» **PROVIDED DATA**:
++++

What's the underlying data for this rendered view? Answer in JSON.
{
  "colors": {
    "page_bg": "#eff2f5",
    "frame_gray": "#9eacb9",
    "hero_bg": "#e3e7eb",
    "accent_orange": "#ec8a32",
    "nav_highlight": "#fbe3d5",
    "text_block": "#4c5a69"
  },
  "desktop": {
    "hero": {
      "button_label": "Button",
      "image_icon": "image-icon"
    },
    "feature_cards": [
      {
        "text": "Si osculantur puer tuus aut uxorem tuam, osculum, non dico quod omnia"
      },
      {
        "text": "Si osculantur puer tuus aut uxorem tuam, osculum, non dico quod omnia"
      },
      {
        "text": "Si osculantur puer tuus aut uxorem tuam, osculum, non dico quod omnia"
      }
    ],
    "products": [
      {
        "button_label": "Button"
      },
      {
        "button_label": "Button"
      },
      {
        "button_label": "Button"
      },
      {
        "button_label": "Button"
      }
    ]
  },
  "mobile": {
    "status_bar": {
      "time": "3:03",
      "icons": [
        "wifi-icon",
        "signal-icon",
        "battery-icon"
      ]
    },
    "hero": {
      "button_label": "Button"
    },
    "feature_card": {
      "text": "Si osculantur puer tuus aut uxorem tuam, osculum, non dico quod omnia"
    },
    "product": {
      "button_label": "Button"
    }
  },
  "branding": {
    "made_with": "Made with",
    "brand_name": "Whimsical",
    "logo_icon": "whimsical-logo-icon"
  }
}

++++

» **EXERCISE TASK**: Repeat the records above exactly, leaving none out.

» **THE SOLUTION**:
What's the underlying data for this rendered view? Answer in JSON.
{
  "colors": {
    "page_bg": "#eff2f5",
    "frame_gray": "#9eacb9",
    "hero_bg": "#e3e7eb",
    "accent_orange": "#ec8a32",
    "nav_highlight": "#fbe3d5",
    "text_block": "#4c5a69"
  },
  "desktop": {
    "hero": {
      "button_label": "Button",
      "image_icon": "image-icon"
    },
    "feature_cards": [
      {
        "text": "Si osculantur puer tuus aut uxorem tuam, osculum, non dico quod omnia"
      },
      {
        "text": "Si osculantur puer tuus aut uxorem tuam, osculum, non dico quod omnia"
      },
      {
        "text": "Si osculantur puer tuus aut uxorem tuam, osculum, non dico quod omnia"
      }
    ],
    "products": [
      {
        "button_label": "Button"
      },
      {
        "button_label": "Button"
      },
      {
        "button_label": "Button"
      },
      {
        "button_label": "Button"
      }
    ]
  },
  "mobile": {
    "status_bar": {
      "time": "3:03",
      "icons": [
        "wifi-icon",
        "signal-icon",
        "battery-icon"
      ]
    },
    "hero": {
      "button_label": "Button"
    },
    "feature_card": {
      "text": "Si osculantur puer tuus aut uxorem tuam, osculum, non dico quod omnia"
    },
    "product": {
      "button_label": "Button"
    }
  },
  "branding": {
    "made_with": "Made with",
    "brand_name": "Whimsical",
    "logo_icon": "whimsical-logo-icon"
  }
}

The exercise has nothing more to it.